Show each line that has the string "Quarter" in it.

**** Record set ****

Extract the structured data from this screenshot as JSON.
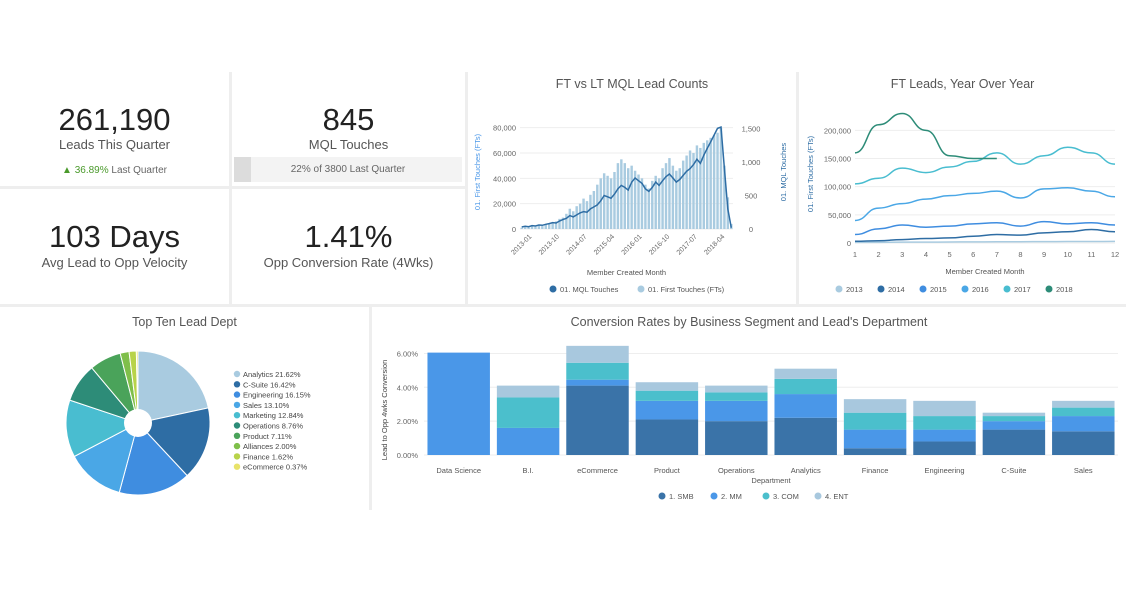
{
  "kpis": {
    "leads": {
      "value": "261,190",
      "label": "Leads This Quarter",
      "change": "▲ 36.89%",
      "change_suffix": "Last Quarter"
    },
    "mql": {
      "value": "845",
      "label": "MQL Touches",
      "pct_text": "22% of 3800 Last Quarter",
      "progress": 0.22
    },
    "velocity": {
      "value": "103 Days",
      "label": "Avg Lead to Opp Velocity"
    },
    "conversion": {
      "value": "1.41%",
      "label": "Opp Conversion Rate (4Wks)"
    }
  },
  "colors": {
    "accent": "#2e6da4",
    "smb": "#3a73a8",
    "mm": "#4a97e8",
    "com": "#4bbfcc",
    "ent": "#a8c8de",
    "positive": "#4a9a2b"
  },
  "chart_data": [
    {
      "type": "bar+line",
      "title": "FT vs LT MQL Lead Counts",
      "xlabel": "Member Created Month",
      "ylabel": "01. First Touches (FTs)",
      "y2label": "01. MQL Touches",
      "x_ticks": [
        "2013-01",
        "2013-10",
        "2014-07",
        "2015-04",
        "2016-01",
        "2016-10",
        "2017-07",
        "2018-04"
      ],
      "y_ticks": [
        "0",
        "20,000",
        "40,000",
        "60,000",
        "80,000"
      ],
      "y2_ticks": [
        "0",
        "500",
        "1,000",
        "1,500"
      ],
      "ylim": [
        0,
        90000
      ],
      "y2lim": [
        0,
        1700
      ],
      "series": [
        {
          "name": "01. MQL Touches",
          "kind": "line",
          "values": [
            30,
            40,
            35,
            50,
            45,
            60,
            55,
            70,
            80,
            95,
            90,
            120,
            140,
            160,
            200,
            180,
            210,
            240,
            260,
            250,
            300,
            330,
            360,
            420,
            500,
            480,
            460,
            520,
            600,
            650,
            620,
            580,
            700,
            760,
            720,
            680,
            600,
            560,
            620,
            700,
            650,
            720,
            780,
            820,
            760,
            700,
            740,
            800,
            860,
            900,
            960,
            1040,
            980,
            1100,
            1200,
            1300,
            1400,
            1500,
            1520,
            900,
            300,
            20
          ]
        },
        {
          "name": "01. First Touches (FTs)",
          "kind": "bar",
          "values": [
            1000,
            1500,
            1200,
            2000,
            1800,
            2500,
            2300,
            3500,
            4000,
            5000,
            6000,
            8000,
            9000,
            12000,
            16000,
            14000,
            18000,
            20000,
            24000,
            22000,
            27000,
            30000,
            35000,
            40000,
            44000,
            42000,
            40000,
            45000,
            52000,
            55000,
            52000,
            48000,
            50000,
            46000,
            43000,
            40000,
            35000,
            32000,
            38000,
            42000,
            40000,
            48000,
            52000,
            56000,
            50000,
            46000,
            48000,
            54000,
            58000,
            62000,
            60000,
            66000,
            64000,
            68000,
            70000,
            72000,
            74000,
            76000,
            80000,
            50000,
            25000,
            4000
          ]
        }
      ]
    },
    {
      "type": "line",
      "title": "FT Leads, Year Over Year",
      "xlabel": "Member Created Month",
      "ylabel": "01. First Touches (FTs)",
      "categories": [
        "1",
        "2",
        "3",
        "4",
        "5",
        "6",
        "7",
        "8",
        "9",
        "10",
        "11",
        "12"
      ],
      "y_ticks": [
        "0",
        "50,000",
        "100,000",
        "150,000",
        "200,000"
      ],
      "ylim": [
        0,
        245000
      ],
      "series": [
        {
          "name": "2013",
          "values": [
            1000,
            1200,
            1500,
            1500,
            1800,
            2000,
            2200,
            2300,
            2500,
            2600,
            2700,
            2800
          ]
        },
        {
          "name": "2014",
          "values": [
            3000,
            4000,
            6000,
            8000,
            9000,
            12000,
            15000,
            14000,
            18000,
            20000,
            24000,
            20000
          ]
        },
        {
          "name": "2015",
          "values": [
            15000,
            25000,
            32000,
            28000,
            30000,
            34000,
            36000,
            30000,
            38000,
            34000,
            36000,
            32000
          ]
        },
        {
          "name": "2016",
          "values": [
            40000,
            62000,
            70000,
            78000,
            84000,
            88000,
            92000,
            80000,
            96000,
            98000,
            92000,
            82000
          ]
        },
        {
          "name": "2017",
          "values": [
            105000,
            115000,
            133000,
            125000,
            135000,
            145000,
            160000,
            140000,
            155000,
            170000,
            160000,
            140000
          ]
        },
        {
          "name": "2018",
          "values": [
            160000,
            210000,
            230000,
            200000,
            155000,
            150000,
            150000,
            null,
            null,
            null,
            null,
            null
          ]
        }
      ]
    },
    {
      "type": "pie",
      "title": "Top Ten Lead Dept",
      "slices": [
        {
          "label": "Analytics 21.62%",
          "value": 21.62,
          "color": "#a9cbe0"
        },
        {
          "label": "C-Suite 16.42%",
          "value": 16.42,
          "color": "#2e6da4"
        },
        {
          "label": "Engineering 16.15%",
          "value": 16.15,
          "color": "#3f8de0"
        },
        {
          "label": "Sales 13.10%",
          "value": 13.1,
          "color": "#4aa7e6"
        },
        {
          "label": "Marketing 12.84%",
          "value": 12.84,
          "color": "#49bdd0"
        },
        {
          "label": "Operations 8.76%",
          "value": 8.76,
          "color": "#2d8c78"
        },
        {
          "label": "Product 7.11%",
          "value": 7.11,
          "color": "#4aa35a"
        },
        {
          "label": "Alliances 2.00%",
          "value": 2.0,
          "color": "#7fbf4a"
        },
        {
          "label": "Finance 1.62%",
          "value": 1.62,
          "color": "#b8d34a"
        },
        {
          "label": "eCommerce 0.37%",
          "value": 0.37,
          "color": "#e8e36a"
        }
      ]
    },
    {
      "type": "bar",
      "stacked": true,
      "title": "Conversion Rates by Business Segment and Lead's Department",
      "xlabel": "Department",
      "ylabel": "Lead to Opp 4wks Conversion",
      "categories": [
        "Data Science",
        "B.I.",
        "eCommerce",
        "Product",
        "Operations",
        "Analytics",
        "Finance",
        "Engineering",
        "C-Suite",
        "Sales"
      ],
      "y_ticks": [
        "0.00%",
        "2.00%",
        "4.00%",
        "6.00%"
      ],
      "ylim": [
        0,
        6.5
      ],
      "series": [
        {
          "name": "1. SMB",
          "values": [
            0,
            0,
            4.1,
            2.1,
            2.0,
            2.2,
            0.4,
            0.8,
            1.5,
            1.4
          ]
        },
        {
          "name": "2. MM",
          "values": [
            6.05,
            1.6,
            0.35,
            1.1,
            1.2,
            1.4,
            1.1,
            0.7,
            0.5,
            0.9
          ]
        },
        {
          "name": "3. COM",
          "values": [
            0,
            1.8,
            1.0,
            0.6,
            0.5,
            0.9,
            1.0,
            0.8,
            0.3,
            0.5
          ]
        },
        {
          "name": "4. ENT",
          "values": [
            0,
            0.7,
            1.0,
            0.5,
            0.4,
            0.6,
            0.8,
            0.9,
            0.2,
            0.4
          ]
        }
      ]
    }
  ]
}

****

Output of the task –
      "label": "Leads This Quarter",
      "change_suffix": "Last Quarter"
      "pct_text": "22% of 3800 Last Quarter",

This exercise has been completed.